■ Passage to read
How Jupyter works

...But first, Terminal IPython

When you type ipython, you get the original IPython interface, running in the terminal. It does something like this:

while True:
    code = input(">>> ")
    exec(code)

Of course, it's much more complex, because it has to deal with multi-line code, tab completion using readline or prompt-toolkit, magic commands, and so on. But the model is like that: prompt the user for some code, and when they've entered it, exec it in the same process. This model is often called a REPL, or Read-Eval-Print-Loop.

Jupyter and The IPython Kernel

Jupyter expands on this REPL model and provides other interfaces to running code–the notebook, the Qt console, jupyter console in the terminal, and third party interfaces—use the IPython Kernel. This is a separate process which is responsible for running user code, and things like computing possible completions. Frontends communicate with it using JSON messages sent over ZeroMQ sockets; the protocol they use is described in the jupyter protocol.

The core execution machinery for the kernel is shared with terminal IPython:

IPython kernel and terminal relationship

A kernel process can be connected to more than one frontend simultaneously. In this case, the different frontends will have access to the same variables.

This design was intended to allow easy development of different frontends based on the same kernel, but it also made it possible to support new languages in the same frontends, by developing kernels in those languages, and we are refining IPython to make that more practical.

Today, there are two ways to develop a kernel for another language. Wrapper kernels reuse the communications machinery from IPython, and implement only the core execution part. Native kernels implement execution and communications in the target language:

Other Kernels

Wrapper kernels are easier to write quickly for languages that have good Python wrappers, like octave_kernel, or languages where it's impractical to implement the communications machinery, like bash_kernel. Native kernels are likely to be better maintained by the community using them, like IJulia or IHaskell.

Notebooks

The Notebook frontend does something extra. In addition to running your code, it stores code and output, together with markdown notes, in an editable document called a notebook. When you save it, this is sent from your browser to the notebook server, which saves it on disk as a JSON file with a .ipynb extension.

■ Exercise set
**A.** Answer these questions from the passage on how Jupyter works.
(i) What does REPL stand for?
(ii) How do frontends communicate with the IPython Kernel?
(iii) What file extension does the notebook server use when it saves a notebook to disk?
**B.** Write the next paragraph of the passage on how Jupyter works, picking up after its final sentence.

■ Structured page parsing data
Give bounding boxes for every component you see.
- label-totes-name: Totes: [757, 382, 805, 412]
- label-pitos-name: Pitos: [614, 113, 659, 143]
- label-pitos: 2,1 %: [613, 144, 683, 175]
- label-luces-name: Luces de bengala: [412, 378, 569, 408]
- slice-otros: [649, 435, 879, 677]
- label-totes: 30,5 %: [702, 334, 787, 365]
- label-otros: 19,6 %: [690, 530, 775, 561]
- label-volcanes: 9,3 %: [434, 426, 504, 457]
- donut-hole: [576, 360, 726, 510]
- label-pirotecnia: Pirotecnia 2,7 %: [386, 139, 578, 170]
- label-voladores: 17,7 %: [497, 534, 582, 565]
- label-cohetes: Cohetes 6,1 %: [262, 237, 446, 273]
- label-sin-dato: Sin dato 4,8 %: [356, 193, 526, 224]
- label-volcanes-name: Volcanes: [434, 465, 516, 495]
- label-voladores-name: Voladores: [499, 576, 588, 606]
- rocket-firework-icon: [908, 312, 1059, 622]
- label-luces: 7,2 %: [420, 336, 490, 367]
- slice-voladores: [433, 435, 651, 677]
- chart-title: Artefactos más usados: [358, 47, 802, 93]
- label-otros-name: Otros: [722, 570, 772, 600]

■ Answers to the exercises
**A.**
(i) Read-Eval-Print-Loop
(ii) With JSON messages sent over ZeroMQ sockets
(iii) .ipynb

**B.**
Notebook components

The notebook server, not the kernel, is responsible for saving and loading notebooks, so you can edit notebooks even if you don't have the kernel for that language—you just won't be able to run code. The kernel doesn't know anything about the notebook document: it just gets sent cells of code to execute when the user runs them.

Install more languages

The exact procedure to install a kernel for a different language will depend on the specificity of each language. Though ther is a common set of step to follow.

  • Install the language stack you are interested in.
  • Install the kernel for this language (often using given language package manager).
  • Register the kernel globally with Jupyter.

While usually a kernel is though as a specific language, a kernel may be:

  • A virtual environment (or equivalent)
  • A set of configuration/environment variables.
  • A physical location (for remote kernels)

Installing multiple kernels does not automatically allow one notebook to use many languages at once, but this is also possible.

A community maintained list of available kernel can be found on the Jupyter Wiki.

Install a second python kernel

Using conda:

$ conda create -n pycon-env python=3.6 --yes --quiet
$ source activate pycon-env
(pycon-env)$ conda install ipykernel --yes
(pycon-env)$ python -m ipykernel install --name pycon-kernel
Installed kernelspec pycon-kernel in /usr/local/share/jupyter/kernels/pycon-kernel

Available options are --user, --name <machine-readable-name>, --display-name <"User Friendly Name">

Install and R kernel

Again using conda, let's install the R stack and create an R kernel.

In a shell:

$ conda install -c r r # install r form teh R channel
$ conda install -c r r-irkernel
$ r
> IRkernel::installspec()

If you are not using conda you may need to replace by :

$ R
> install.packages(c('repr', 'IRdisplay', 'evaluate', 'crayon', 'pbdZMQ', 'devtools', 'uuid', 'digest'))
...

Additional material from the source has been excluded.